Below are some entries; can you quote all of them exactly?

---+---

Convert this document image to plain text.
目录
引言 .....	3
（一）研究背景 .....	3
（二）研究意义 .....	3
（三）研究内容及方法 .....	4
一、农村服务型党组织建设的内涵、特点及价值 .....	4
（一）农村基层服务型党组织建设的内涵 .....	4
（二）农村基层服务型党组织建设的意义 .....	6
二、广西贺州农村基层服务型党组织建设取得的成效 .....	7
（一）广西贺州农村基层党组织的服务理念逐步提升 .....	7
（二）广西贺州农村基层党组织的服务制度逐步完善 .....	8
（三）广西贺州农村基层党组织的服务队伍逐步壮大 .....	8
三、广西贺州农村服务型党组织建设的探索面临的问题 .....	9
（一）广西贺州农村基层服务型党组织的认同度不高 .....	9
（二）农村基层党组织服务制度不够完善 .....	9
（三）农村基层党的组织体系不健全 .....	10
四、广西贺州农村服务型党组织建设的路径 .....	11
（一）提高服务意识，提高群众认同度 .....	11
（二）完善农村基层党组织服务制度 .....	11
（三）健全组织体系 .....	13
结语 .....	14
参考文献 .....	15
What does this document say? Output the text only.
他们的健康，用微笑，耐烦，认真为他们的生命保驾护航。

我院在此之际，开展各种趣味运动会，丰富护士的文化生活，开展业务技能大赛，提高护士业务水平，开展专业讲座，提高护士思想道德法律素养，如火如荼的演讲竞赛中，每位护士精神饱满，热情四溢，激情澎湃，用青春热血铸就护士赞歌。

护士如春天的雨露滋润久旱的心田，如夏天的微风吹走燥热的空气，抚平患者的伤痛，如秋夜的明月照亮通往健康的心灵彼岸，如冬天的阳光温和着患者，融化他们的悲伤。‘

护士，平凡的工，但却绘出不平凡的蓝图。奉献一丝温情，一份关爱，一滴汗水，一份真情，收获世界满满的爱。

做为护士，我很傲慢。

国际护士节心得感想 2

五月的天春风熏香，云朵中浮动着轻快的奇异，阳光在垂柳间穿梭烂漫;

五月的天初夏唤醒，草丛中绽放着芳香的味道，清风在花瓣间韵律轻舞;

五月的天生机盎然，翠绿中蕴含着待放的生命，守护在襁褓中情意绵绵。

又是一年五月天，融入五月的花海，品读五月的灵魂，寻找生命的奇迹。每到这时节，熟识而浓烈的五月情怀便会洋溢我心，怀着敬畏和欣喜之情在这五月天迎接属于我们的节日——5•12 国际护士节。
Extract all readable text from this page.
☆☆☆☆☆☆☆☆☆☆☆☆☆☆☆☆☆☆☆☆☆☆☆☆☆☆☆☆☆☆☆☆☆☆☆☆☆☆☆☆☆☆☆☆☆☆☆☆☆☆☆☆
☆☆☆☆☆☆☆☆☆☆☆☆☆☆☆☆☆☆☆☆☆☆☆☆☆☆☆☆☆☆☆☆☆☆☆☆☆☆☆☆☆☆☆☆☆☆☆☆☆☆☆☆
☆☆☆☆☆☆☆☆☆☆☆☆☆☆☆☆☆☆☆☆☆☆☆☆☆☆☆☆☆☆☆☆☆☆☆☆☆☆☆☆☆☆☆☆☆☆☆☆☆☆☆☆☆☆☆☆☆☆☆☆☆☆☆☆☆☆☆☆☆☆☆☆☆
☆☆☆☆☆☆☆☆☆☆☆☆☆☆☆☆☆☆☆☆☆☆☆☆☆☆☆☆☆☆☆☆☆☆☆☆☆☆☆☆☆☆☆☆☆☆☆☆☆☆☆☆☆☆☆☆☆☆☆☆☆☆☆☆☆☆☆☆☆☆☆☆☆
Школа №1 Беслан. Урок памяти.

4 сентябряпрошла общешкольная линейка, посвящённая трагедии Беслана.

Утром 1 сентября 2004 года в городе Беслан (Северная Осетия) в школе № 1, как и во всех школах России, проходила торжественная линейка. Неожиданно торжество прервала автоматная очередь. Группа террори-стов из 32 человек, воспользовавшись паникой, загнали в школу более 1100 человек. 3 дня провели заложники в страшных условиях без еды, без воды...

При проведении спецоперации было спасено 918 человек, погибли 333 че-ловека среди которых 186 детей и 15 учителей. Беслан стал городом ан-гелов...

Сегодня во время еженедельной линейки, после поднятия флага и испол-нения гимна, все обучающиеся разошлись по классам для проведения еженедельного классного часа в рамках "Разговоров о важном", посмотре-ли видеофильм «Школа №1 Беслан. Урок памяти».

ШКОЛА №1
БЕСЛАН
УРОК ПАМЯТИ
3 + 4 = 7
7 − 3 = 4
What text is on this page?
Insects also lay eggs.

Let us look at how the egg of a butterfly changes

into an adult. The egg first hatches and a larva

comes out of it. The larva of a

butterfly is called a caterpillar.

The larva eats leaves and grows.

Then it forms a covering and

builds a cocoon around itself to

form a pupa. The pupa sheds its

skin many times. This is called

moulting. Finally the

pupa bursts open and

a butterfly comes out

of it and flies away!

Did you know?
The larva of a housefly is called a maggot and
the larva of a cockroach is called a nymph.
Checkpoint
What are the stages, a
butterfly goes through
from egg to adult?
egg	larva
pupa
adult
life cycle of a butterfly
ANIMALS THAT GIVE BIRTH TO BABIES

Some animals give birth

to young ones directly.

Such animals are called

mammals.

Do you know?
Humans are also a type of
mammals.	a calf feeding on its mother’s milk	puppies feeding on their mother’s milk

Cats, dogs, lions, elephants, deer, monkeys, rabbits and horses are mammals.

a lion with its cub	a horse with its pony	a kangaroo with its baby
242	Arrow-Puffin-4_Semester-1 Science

---+---

=== FINAL ANSWER ===
Convert this document image to plain text.
目录
引言 .....	3
（一）研究背景 .....	3
（二）研究意义 .....	3
（三）研究内容及方法 .....	4
一、农村服务型党组织建设的内涵、特点及价值 .....	4
（一）农村基层服务型党组织建设的内涵 .....	4
（二）农村基层服务型党组织建设的意义 .....	6
二、广西贺州农村基层服务型党组织建设取得的成效 .....	7
（一）广西贺州农村基层党组织的服务理念逐步提升 .....	7
（二）广西贺州农村基层党组织的服务制度逐步完善 .....	8
（三）广西贺州农村基层党组织的服务队伍逐步壮大 .....	8
三、广西贺州农村服务型党组织建设的探索面临的问题 .....	9
（一）广西贺州农村基层服务型党组织的认同度不高 .....	9
（二）农村基层党组织服务制度不够完善 .....	9
（三）农村基层党的组织体系不健全 .....	10
四、广西贺州农村服务型党组织建设的路径 .....	11
（一）提高服务意识，提高群众认同度 .....	11
（二）完善农村基层党组织服务制度 .....	11
（三）健全组织体系 .....	13
结语 .....	14
参考文献 .....	15
What does this document say? Output the text only.
他们的健康，用微笑，耐烦，认真为他们的生命保驾护航。

我院在此之际，开展各种趣味运动会，丰富护士的文化生活，开展业务技能大赛，提高护士业务水平，开展专业讲座，提高护士思想道德法律素养，如火如荼的演讲竞赛中，每位护士精神饱满，热情四溢，激情澎湃，用青春热血铸就护士赞歌。

护士如春天的雨露滋润久旱的心田，如夏天的微风吹走燥热的空气，抚平患者的伤痛，如秋夜的明月照亮通往健康的心灵彼岸，如冬天的阳光温和着患者，融化他们的悲伤。‘

护士，平凡的工，但却绘出不平凡的蓝图。奉献一丝温情，一份关爱，一滴汗水，一份真情，收获世界满满的爱。

做为护士，我很傲慢。

国际护士节心得感想 2

五月的天春风熏香，云朵中浮动着轻快的奇异，阳光在垂柳间穿梭烂漫;

五月的天初夏唤醒，草丛中绽放着芳香的味道，清风在花瓣间韵律轻舞;

五月的天生机盎然，翠绿中蕴含着待放的生命，守护在襁褓中情意绵绵。

又是一年五月天，融入五月的花海，品读五月的灵魂，寻找生命的奇迹。每到这时节，熟识而浓烈的五月情怀便会洋溢我心，怀着敬畏和欣喜之情在这五月天迎接属于我们的节日——5•12 国际护士节。
Extract all readable text from this page.
☆☆☆☆☆☆☆☆☆☆☆☆☆☆☆☆☆☆☆☆☆☆☆☆☆☆☆☆☆☆☆☆☆☆☆☆☆☆☆☆☆☆☆☆☆☆☆☆☆☆☆☆
☆☆☆☆☆☆☆☆☆☆☆☆☆☆☆☆☆☆☆☆☆☆☆☆☆☆☆☆☆☆☆☆☆☆☆☆☆☆☆☆☆☆☆☆☆☆☆☆☆☆☆☆
☆☆☆☆☆☆☆☆☆☆☆☆☆☆☆☆☆☆☆☆☆☆☆☆☆☆☆☆☆☆☆☆☆☆☆☆☆☆☆☆☆☆☆☆☆☆☆☆☆☆☆☆☆☆☆☆☆☆☆☆☆☆☆☆☆☆☆☆☆☆☆☆☆
☆☆☆☆☆☆☆☆☆☆☆☆☆☆☆☆☆☆☆☆☆☆☆☆☆☆☆☆☆☆☆☆☆☆☆☆☆☆☆☆☆☆☆☆☆☆☆☆☆☆☆☆☆☆☆☆☆☆☆☆☆☆☆☆☆☆☆☆☆☆☆☆☆
Школа №1 Беслан. Урок памяти.

4 сентябряпрошла общешкольная линейка, посвящённая трагедии Беслана.

Утром 1 сентября 2004 года в городе Беслан (Северная Осетия) в школе № 1, как и во всех школах России, проходила торжественная линейка. Неожиданно торжество прервала автоматная очередь. Группа террори-стов из 32 человек, воспользовавшись паникой, загнали в школу более 1100 человек. 3 дня провели заложники в страшных условиях без еды, без воды...

При проведении спецоперации было спасено 918 человек, погибли 333 че-ловека среди которых 186 детей и 15 учителей. Беслан стал городом ан-гелов...

Сегодня во время еженедельной линейки, после поднятия флага и испол-нения гимна, все обучающиеся разошлись по классам для проведения еженедельного классного часа в рамках "Разговоров о важном", посмотре-ли видеофильм «Школа №1 Беслан. Урок памяти».

ШКОЛА №1
БЕСЛАН
УРОК ПАМЯТИ
3 + 4 = 7
7 − 3 = 4
What text is on this page?
Insects also lay eggs.

Let us look at how the egg of a butterfly changes

into an adult. The egg first hatches and a larva

comes out of it. The larva of a

butterfly is called a caterpillar.

The larva eats leaves and grows.

Then it forms a covering and

builds a cocoon around itself to

form a pupa. The pupa sheds its

skin many times. This is called

moulting. Finally the

pupa bursts open and

a butterfly comes out

of it and flies away!

Did you know?
The larva of a housefly is called a maggot and
the larva of a cockroach is called a nymph.
Checkpoint
What are the stages, a
butterfly goes through
from egg to adult?
egg	larva
pupa
adult
life cycle of a butterfly
ANIMALS THAT GIVE BIRTH TO BABIES

Some animals give birth

to young ones directly.

Such animals are called

mammals.

Do you know?
Humans are also a type of
mammals.	a calf feeding on its mother’s milk	puppies feeding on their mother’s milk

Cats, dogs, lions, elephants, deer, monkeys, rabbits and horses are mammals.

a lion with its cub	a horse with its pony	a kangaroo with its baby
242	Arrow-Puffin-4_Semester-1 Science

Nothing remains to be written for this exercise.